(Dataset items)
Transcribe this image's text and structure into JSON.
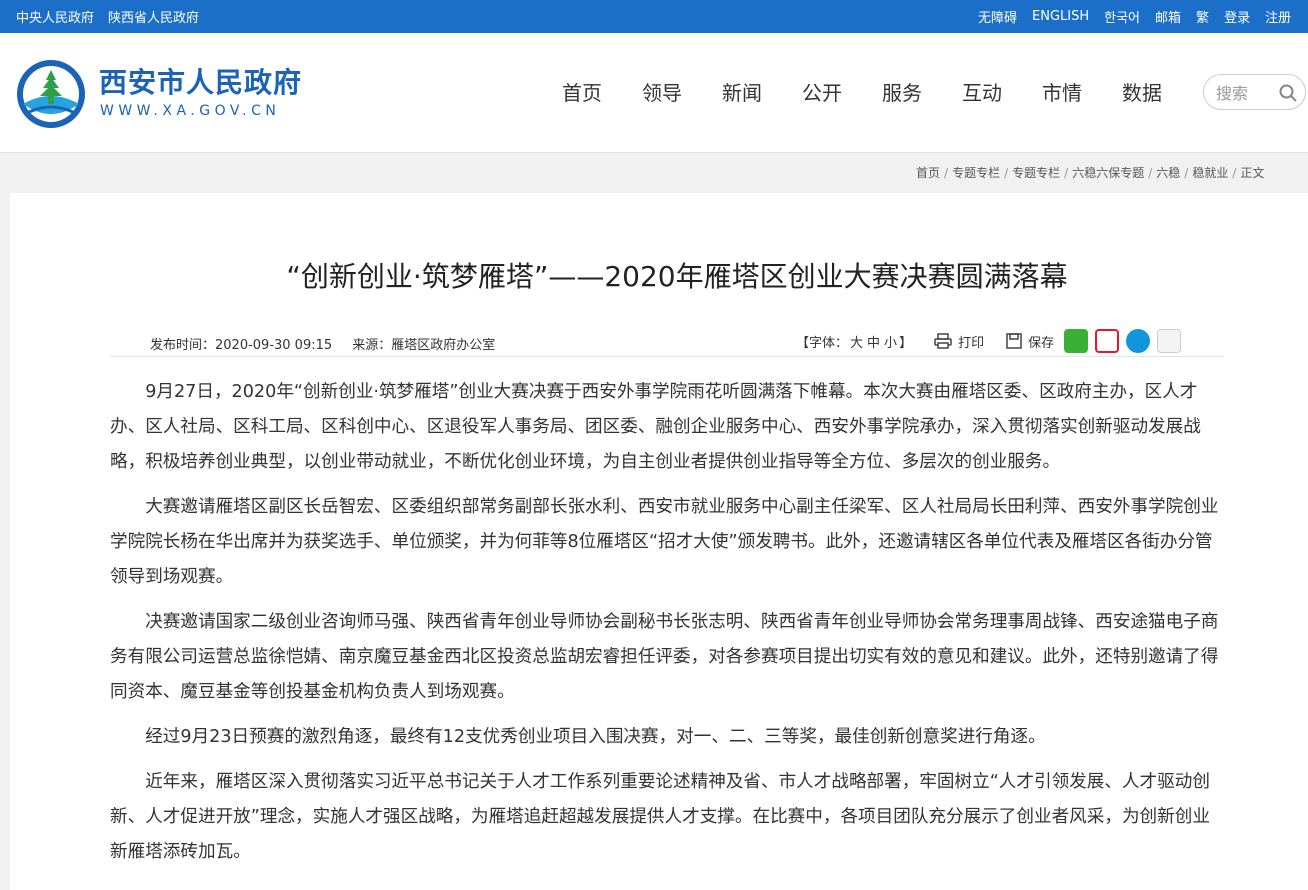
{
  "topbar": {
    "left_links": [
      "中央人民政府",
      "陕西省人民政府"
    ],
    "right_links": [
      "无障碍",
      "ENGLISH",
      "한국어",
      "邮箱",
      "繁",
      "登录",
      "注册"
    ]
  },
  "header": {
    "site_name": "西安市人民政府",
    "site_url": "WWW.XA.GOV.CN",
    "nav": [
      "首页",
      "领导",
      "新闻",
      "公开",
      "服务",
      "互动",
      "市情",
      "数据"
    ],
    "search_placeholder": "搜索"
  },
  "breadcrumb": [
    "首页",
    "专题专栏",
    "专题专栏",
    "六稳六保专题",
    "六稳",
    "稳就业",
    "正文"
  ],
  "article": {
    "title": "“创新创业·筑梦雁塔”——2020年雁塔区创业大赛决赛圆满落幕",
    "publish_time": "发布时间：2020-09-30 09:15",
    "source": "来源：雁塔区政府办公室",
    "font_size_label": "【字体：",
    "font_sizes": [
      "大",
      "中",
      "小"
    ],
    "font_size_end": "】",
    "print_label": "打印",
    "save_label": "保存",
    "paragraphs": [
      "9月27日，2020年“创新创业·筑梦雁塔”创业大赛决赛于西安外事学院雨花听圆满落下帷幕。本次大赛由雁塔区委、区政府主办，区人才办、区人社局、区科工局、区科创中心、区退役军人事务局、团区委、融创企业服务中心、西安外事学院承办，深入贯彻落实创新驱动发展战略，积极培养创业典型，以创业带动就业，不断优化创业环境，为自主创业者提供创业指导等全方位、多层次的创业服务。",
      "大赛邀请雁塔区副区长岳智宏、区委组织部常务副部长张水利、西安市就业服务中心副主任梁军、区人社局局长田利萍、西安外事学院创业学院院长杨在华出席并为获奖选手、单位颁奖，并为何菲等8位雁塔区“招才大使”颁发聘书。此外，还邀请辖区各单位代表及雁塔区各街办分管领导到场观赛。",
      "决赛邀请国家二级创业咨询师马强、陕西省青年创业导师协会副秘书长张志明、陕西省青年创业导师协会常务理事周战锋、西安途猫电子商务有限公司运营总监徐恺婧、南京魔豆基金西北区投资总监胡宏睿担任评委，对各参赛项目提出切实有效的意见和建议。此外，还特别邀请了得同资本、魔豆基金等创投基金机构负责人到场观赛。",
      "经过9月23日预赛的激烈角逐，最终有12支优秀创业项目入围决赛，对一、二、三等奖，最佳创新创意奖进行角逐。",
      "近年来，雁塔区深入贯彻落实习近平总书记关于人才工作系列重要论述精神及省、市人才战略部署，牢固树立“人才引领发展、人才驱动创新、人才促进开放”理念，实施人才强区战略，为雁塔追赶超越发展提供人才支撑。在比赛中，各项目团队充分展示了创业者风采，为创新创业新雁塔添砖加瓦。"
    ]
  },
  "colors": {
    "topbar": "#1c6fc8",
    "brand": "#1a63b6",
    "wechat": "#3cb034",
    "weibo": "#e6162d",
    "qq": "#1296db"
  }
}
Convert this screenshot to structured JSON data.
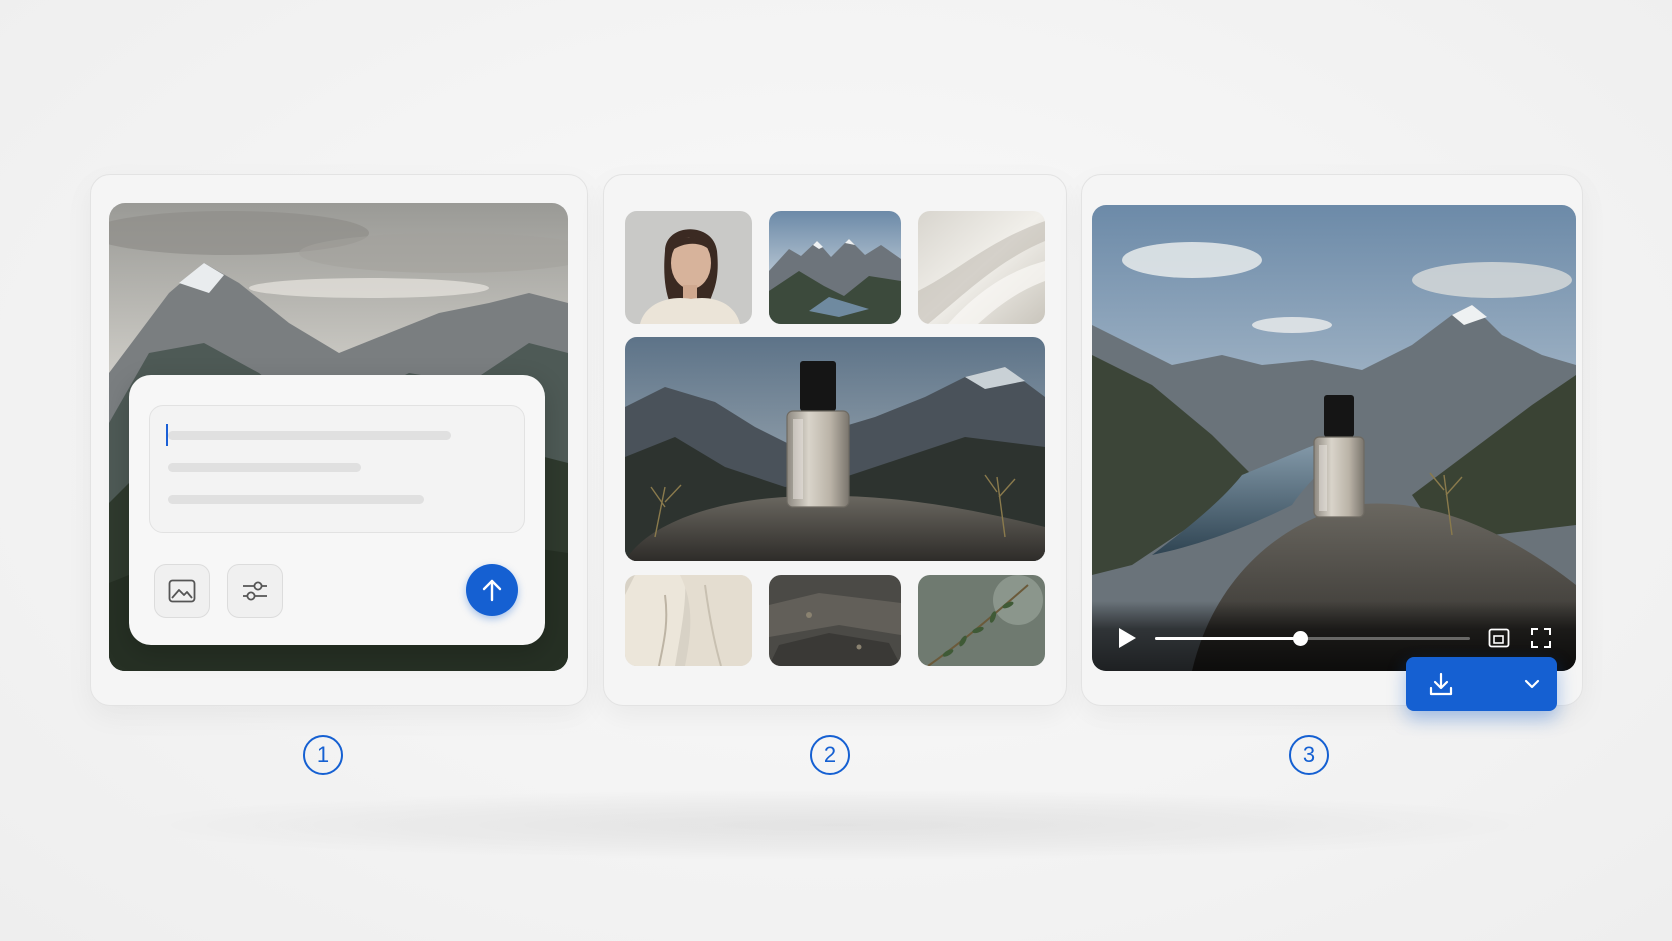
{
  "steps": [
    {
      "number": "1",
      "description_hidden": ""
    },
    {
      "number": "2"
    },
    {
      "number": "3"
    }
  ],
  "colors": {
    "accent": "#1560d2",
    "panel_bg": "#f5f5f5",
    "page_bg": "#f4f4f4",
    "skeleton": "#e0e0e0"
  },
  "panel1": {
    "prompt_input": {
      "value": "",
      "placeholder_lines": 3
    },
    "tools": [
      "image-icon",
      "sliders-icon"
    ],
    "send_icon": "arrow-up-icon"
  },
  "panel2": {
    "grid": {
      "top_row": [
        "woman-portrait",
        "mountain-lake",
        "fabric-drape"
      ],
      "hero": "perfume-bottle-on-rock",
      "bottom_row": [
        "linen-dress",
        "rock-texture",
        "plant-sprig"
      ]
    }
  },
  "panel3": {
    "video": {
      "progress": 0.46,
      "icons": [
        "play-icon",
        "picture-in-picture-icon",
        "fullscreen-icon"
      ]
    },
    "download": {
      "icons": [
        "download-icon",
        "chevron-down-icon"
      ]
    }
  }
}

> _WHAT NEEDS TO BE DONE_
Quote the material in full and exactly; do not carry over its pictures.

> _FINAL RESULT_
Transcribe this image's text and structure into JSON.
{
  "topbar": {
    "left_links": [
      "中央人民政府",
      "陕西省人民政府"
    ],
    "right_links": [
      "无障碍",
      "ENGLISH",
      "한국어",
      "邮箱",
      "繁",
      "登录",
      "注册"
    ]
  },
  "header": {
    "site_name": "西安市人民政府",
    "site_url": "WWW.XA.GOV.CN",
    "nav": [
      "首页",
      "领导",
      "新闻",
      "公开",
      "服务",
      "互动",
      "市情",
      "数据"
    ],
    "search_placeholder": "搜索"
  },
  "breadcrumb": [
    "首页",
    "专题专栏",
    "专题专栏",
    "六稳六保专题",
    "六稳",
    "稳就业",
    "正文"
  ],
  "article": {
    "title": "“创新创业·筑梦雁塔”——2020年雁塔区创业大赛决赛圆满落幕",
    "publish_time": "发布时间：2020-09-30 09:15",
    "source": "来源：雁塔区政府办公室",
    "font_size_label": "【字体：",
    "font_sizes": [
      "大",
      "中",
      "小"
    ],
    "font_size_end": "】",
    "print_label": "打印",
    "save_label": "保存",
    "paragraphs": [
      "9月27日，2020年“创新创业·筑梦雁塔”创业大赛决赛于西安外事学院雨花听圆满落下帷幕。本次大赛由雁塔区委、区政府主办，区人才办、区人社局、区科工局、区科创中心、区退役军人事务局、团区委、融创企业服务中心、西安外事学院承办，深入贯彻落实创新驱动发展战略，积极培养创业典型，以创业带动就业，不断优化创业环境，为自主创业者提供创业指导等全方位、多层次的创业服务。",
      "大赛邀请雁塔区副区长岳智宏、区委组织部常务副部长张水利、西安市就业服务中心副主任梁军、区人社局局长田利萍、西安外事学院创业学院院长杨在华出席并为获奖选手、单位颁奖，并为何菲等8位雁塔区“招才大使”颁发聘书。此外，还邀请辖区各单位代表及雁塔区各街办分管领导到场观赛。",
      "决赛邀请国家二级创业咨询师马强、陕西省青年创业导师协会副秘书长张志明、陕西省青年创业导师协会常务理事周战锋、西安途猫电子商务有限公司运营总监徐恺婧、南京魔豆基金西北区投资总监胡宏睿担任评委，对各参赛项目提出切实有效的意见和建议。此外，还特别邀请了得同资本、魔豆基金等创投基金机构负责人到场观赛。",
      "经过9月23日预赛的激烈角逐，最终有12支优秀创业项目入围决赛，对一、二、三等奖，最佳创新创意奖进行角逐。",
      "近年来，雁塔区深入贯彻落实习近平总书记关于人才工作系列重要论述精神及省、市人才战略部署，牢固树立“人才引领发展、人才驱动创新、人才促进开放”理念，实施人才强区战略，为雁塔追赶超越发展提供人才支撑。在比赛中，各项目团队充分展示了创业者风采，为创新创业新雁塔添砖加瓦。"
    ]
  },
  "colors": {
    "topbar": "#1c6fc8",
    "brand": "#1a63b6",
    "wechat": "#3cb034",
    "weibo": "#e6162d",
    "qq": "#1296db"
  }
}
Convert this screenshot to structured JSON data.
{
  "steps": [
    {
      "number": "1",
      "description_hidden": ""
    },
    {
      "number": "2"
    },
    {
      "number": "3"
    }
  ],
  "colors": {
    "accent": "#1560d2",
    "panel_bg": "#f5f5f5",
    "page_bg": "#f4f4f4",
    "skeleton": "#e0e0e0"
  },
  "panel1": {
    "prompt_input": {
      "value": "",
      "placeholder_lines": 3
    },
    "tools": [
      "image-icon",
      "sliders-icon"
    ],
    "send_icon": "arrow-up-icon"
  },
  "panel2": {
    "grid": {
      "top_row": [
        "woman-portrait",
        "mountain-lake",
        "fabric-drape"
      ],
      "hero": "perfume-bottle-on-rock",
      "bottom_row": [
        "linen-dress",
        "rock-texture",
        "plant-sprig"
      ]
    }
  },
  "panel3": {
    "video": {
      "progress": 0.46,
      "icons": [
        "play-icon",
        "picture-in-picture-icon",
        "fullscreen-icon"
      ]
    },
    "download": {
      "icons": [
        "download-icon",
        "chevron-down-icon"
      ]
    }
  }
}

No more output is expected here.